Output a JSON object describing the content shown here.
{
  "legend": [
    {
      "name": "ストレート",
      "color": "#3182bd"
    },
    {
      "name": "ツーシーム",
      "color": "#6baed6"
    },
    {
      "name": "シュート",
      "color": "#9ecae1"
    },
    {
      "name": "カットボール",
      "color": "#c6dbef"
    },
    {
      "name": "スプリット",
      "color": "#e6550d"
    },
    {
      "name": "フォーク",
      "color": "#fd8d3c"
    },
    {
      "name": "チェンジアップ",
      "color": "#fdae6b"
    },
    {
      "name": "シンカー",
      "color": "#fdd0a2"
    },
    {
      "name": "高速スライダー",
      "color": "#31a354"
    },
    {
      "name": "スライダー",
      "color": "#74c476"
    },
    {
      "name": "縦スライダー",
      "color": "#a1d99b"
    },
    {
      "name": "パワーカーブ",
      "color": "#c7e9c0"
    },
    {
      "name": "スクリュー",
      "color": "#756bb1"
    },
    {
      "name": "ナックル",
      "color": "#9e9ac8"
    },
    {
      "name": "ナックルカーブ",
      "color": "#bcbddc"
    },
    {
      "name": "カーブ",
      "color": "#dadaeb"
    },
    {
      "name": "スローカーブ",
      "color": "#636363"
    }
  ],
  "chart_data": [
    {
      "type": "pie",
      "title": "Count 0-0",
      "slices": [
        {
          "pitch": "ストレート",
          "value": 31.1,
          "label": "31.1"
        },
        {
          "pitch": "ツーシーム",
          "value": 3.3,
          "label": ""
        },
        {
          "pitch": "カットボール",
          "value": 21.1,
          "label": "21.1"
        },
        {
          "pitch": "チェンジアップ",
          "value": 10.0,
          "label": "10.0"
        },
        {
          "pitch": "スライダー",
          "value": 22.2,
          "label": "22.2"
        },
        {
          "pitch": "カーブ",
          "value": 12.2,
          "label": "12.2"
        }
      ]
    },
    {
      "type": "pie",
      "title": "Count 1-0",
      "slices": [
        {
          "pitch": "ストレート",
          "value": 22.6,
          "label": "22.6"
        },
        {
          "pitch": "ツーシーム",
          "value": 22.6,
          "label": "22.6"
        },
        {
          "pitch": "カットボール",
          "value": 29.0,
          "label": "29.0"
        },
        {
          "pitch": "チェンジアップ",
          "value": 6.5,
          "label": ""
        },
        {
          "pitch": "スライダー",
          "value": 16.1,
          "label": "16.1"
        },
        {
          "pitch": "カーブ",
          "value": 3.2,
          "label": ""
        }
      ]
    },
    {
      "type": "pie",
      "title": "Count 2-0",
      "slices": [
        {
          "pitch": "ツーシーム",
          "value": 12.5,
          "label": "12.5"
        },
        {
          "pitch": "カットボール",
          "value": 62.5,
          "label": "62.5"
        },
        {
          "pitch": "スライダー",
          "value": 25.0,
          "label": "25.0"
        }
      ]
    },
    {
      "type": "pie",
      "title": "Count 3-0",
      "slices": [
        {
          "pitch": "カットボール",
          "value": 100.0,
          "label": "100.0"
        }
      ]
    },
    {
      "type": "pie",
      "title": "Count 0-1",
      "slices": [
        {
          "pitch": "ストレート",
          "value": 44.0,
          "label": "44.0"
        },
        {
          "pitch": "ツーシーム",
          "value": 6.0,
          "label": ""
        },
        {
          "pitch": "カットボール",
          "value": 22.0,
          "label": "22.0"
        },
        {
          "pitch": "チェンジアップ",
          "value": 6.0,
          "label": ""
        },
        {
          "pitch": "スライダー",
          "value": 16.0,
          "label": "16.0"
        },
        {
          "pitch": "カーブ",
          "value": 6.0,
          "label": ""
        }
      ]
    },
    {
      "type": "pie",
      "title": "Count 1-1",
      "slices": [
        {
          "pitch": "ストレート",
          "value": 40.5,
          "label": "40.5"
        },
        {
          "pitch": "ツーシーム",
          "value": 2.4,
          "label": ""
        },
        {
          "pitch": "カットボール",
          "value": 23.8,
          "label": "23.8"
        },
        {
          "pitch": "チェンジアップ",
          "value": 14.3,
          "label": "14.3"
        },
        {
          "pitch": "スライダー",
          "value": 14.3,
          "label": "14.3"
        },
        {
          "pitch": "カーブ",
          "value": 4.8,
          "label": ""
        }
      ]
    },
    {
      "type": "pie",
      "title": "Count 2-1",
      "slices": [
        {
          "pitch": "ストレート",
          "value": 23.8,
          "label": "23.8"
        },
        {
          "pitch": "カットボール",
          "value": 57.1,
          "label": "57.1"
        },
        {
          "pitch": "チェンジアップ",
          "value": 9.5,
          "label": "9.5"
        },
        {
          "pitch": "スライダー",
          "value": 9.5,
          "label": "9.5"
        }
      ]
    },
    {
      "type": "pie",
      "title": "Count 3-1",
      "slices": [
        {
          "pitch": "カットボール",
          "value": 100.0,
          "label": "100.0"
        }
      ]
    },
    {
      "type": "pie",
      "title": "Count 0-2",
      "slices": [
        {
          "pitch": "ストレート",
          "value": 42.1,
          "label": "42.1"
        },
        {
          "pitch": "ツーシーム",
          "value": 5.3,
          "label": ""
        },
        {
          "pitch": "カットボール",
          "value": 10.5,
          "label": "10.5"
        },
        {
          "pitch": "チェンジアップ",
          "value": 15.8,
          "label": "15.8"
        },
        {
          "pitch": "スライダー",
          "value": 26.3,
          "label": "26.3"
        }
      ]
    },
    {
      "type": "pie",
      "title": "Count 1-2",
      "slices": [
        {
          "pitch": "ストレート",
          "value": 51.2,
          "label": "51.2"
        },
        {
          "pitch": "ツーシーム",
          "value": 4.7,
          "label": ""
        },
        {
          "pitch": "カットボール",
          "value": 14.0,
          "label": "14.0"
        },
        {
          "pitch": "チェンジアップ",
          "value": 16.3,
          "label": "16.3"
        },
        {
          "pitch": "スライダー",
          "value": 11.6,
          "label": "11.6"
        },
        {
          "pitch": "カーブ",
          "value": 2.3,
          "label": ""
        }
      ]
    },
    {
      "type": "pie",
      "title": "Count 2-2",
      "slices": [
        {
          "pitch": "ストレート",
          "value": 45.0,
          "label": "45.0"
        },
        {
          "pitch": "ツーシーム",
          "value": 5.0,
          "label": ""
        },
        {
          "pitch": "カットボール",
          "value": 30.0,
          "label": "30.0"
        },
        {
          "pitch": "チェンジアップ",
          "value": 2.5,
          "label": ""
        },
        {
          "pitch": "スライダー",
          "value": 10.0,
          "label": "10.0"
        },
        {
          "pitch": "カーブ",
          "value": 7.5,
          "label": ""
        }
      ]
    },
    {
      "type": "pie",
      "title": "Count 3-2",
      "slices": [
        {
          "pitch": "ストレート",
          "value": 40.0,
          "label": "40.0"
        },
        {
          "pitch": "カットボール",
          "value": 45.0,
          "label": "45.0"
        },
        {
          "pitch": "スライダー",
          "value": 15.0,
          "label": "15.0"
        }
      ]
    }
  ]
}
# # # # # # #
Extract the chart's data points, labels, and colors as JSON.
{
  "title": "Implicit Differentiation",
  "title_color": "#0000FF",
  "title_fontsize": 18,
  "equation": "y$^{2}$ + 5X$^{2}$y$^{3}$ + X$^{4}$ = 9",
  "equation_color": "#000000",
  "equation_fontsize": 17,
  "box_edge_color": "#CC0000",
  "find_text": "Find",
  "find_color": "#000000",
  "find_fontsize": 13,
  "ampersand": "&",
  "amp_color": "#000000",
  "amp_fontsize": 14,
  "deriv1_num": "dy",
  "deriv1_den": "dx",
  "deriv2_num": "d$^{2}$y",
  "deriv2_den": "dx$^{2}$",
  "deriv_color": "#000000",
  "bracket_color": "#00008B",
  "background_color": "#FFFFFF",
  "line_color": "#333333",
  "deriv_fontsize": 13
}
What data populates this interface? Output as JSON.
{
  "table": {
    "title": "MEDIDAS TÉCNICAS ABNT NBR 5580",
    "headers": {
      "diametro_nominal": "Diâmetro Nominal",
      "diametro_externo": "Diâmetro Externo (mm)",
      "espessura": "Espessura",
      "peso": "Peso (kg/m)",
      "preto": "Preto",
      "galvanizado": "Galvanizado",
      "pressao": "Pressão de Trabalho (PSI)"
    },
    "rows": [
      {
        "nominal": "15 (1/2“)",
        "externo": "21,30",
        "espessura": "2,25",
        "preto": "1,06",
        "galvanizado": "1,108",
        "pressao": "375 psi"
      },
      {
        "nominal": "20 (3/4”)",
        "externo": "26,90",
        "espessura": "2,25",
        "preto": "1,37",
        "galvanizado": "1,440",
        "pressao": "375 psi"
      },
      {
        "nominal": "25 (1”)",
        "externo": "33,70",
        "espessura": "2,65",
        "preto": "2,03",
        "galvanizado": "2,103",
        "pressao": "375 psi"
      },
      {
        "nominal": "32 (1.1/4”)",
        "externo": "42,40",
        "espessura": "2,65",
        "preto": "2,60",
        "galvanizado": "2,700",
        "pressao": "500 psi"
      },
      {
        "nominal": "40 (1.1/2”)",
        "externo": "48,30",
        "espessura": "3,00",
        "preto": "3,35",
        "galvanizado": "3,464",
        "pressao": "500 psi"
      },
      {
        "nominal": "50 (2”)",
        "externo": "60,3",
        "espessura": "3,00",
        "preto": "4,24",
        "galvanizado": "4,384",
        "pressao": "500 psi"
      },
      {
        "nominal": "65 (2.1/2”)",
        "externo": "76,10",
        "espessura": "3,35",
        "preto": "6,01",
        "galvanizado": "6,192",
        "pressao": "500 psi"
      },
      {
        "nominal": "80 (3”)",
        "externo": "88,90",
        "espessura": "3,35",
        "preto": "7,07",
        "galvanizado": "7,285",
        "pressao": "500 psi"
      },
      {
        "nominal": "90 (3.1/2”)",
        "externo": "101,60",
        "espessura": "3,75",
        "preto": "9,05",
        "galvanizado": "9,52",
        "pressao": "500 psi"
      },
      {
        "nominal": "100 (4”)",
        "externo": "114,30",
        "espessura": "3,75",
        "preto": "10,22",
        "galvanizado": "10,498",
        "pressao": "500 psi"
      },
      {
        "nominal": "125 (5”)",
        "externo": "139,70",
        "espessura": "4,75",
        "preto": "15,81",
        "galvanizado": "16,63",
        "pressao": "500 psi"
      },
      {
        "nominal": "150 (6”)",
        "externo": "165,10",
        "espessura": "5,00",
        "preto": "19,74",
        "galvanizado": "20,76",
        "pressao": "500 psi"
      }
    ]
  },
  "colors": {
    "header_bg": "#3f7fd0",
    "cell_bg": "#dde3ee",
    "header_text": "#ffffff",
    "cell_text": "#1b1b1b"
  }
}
# # # # # # #
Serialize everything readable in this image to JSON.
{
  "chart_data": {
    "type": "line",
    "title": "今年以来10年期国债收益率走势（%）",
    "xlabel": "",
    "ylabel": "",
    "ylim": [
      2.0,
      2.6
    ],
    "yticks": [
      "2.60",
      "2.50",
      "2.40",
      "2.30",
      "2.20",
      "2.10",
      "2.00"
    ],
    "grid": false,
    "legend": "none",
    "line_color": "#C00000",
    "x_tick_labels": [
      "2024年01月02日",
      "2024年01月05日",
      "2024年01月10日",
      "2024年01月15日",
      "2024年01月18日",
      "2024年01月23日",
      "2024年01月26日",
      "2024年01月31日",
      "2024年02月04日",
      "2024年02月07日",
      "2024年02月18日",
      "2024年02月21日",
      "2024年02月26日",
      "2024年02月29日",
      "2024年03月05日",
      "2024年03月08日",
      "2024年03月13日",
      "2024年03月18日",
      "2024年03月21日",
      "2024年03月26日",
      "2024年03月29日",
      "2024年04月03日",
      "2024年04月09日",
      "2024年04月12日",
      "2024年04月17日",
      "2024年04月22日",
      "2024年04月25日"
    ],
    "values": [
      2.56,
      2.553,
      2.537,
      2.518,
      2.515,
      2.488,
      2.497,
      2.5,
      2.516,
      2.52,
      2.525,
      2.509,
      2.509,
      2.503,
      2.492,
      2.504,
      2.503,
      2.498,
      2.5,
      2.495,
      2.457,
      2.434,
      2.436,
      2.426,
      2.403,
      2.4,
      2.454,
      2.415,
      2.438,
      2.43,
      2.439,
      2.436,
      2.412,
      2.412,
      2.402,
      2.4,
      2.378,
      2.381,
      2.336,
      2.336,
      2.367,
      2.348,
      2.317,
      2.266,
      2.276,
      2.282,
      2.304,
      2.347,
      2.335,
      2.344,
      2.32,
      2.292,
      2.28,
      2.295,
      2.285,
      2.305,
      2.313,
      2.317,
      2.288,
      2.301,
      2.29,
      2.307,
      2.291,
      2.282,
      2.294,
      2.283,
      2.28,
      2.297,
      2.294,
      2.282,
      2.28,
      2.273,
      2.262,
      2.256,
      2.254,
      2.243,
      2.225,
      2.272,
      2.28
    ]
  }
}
# # # # # # #
Task requirements — Return every line from the records above that holds the word "Count".

Exercise answer —
      "title": "Count 0-0",
      "title": "Count 1-0",
      "title": "Count 2-0",
      "title": "Count 3-0",
      "title": "Count 0-1",
      "title": "Count 1-1",
      "title": "Count 2-1",
      "title": "Count 3-1",
      "title": "Count 0-2",
      "title": "Count 1-2",
      "title": "Count 2-2",
      "title": "Count 3-2",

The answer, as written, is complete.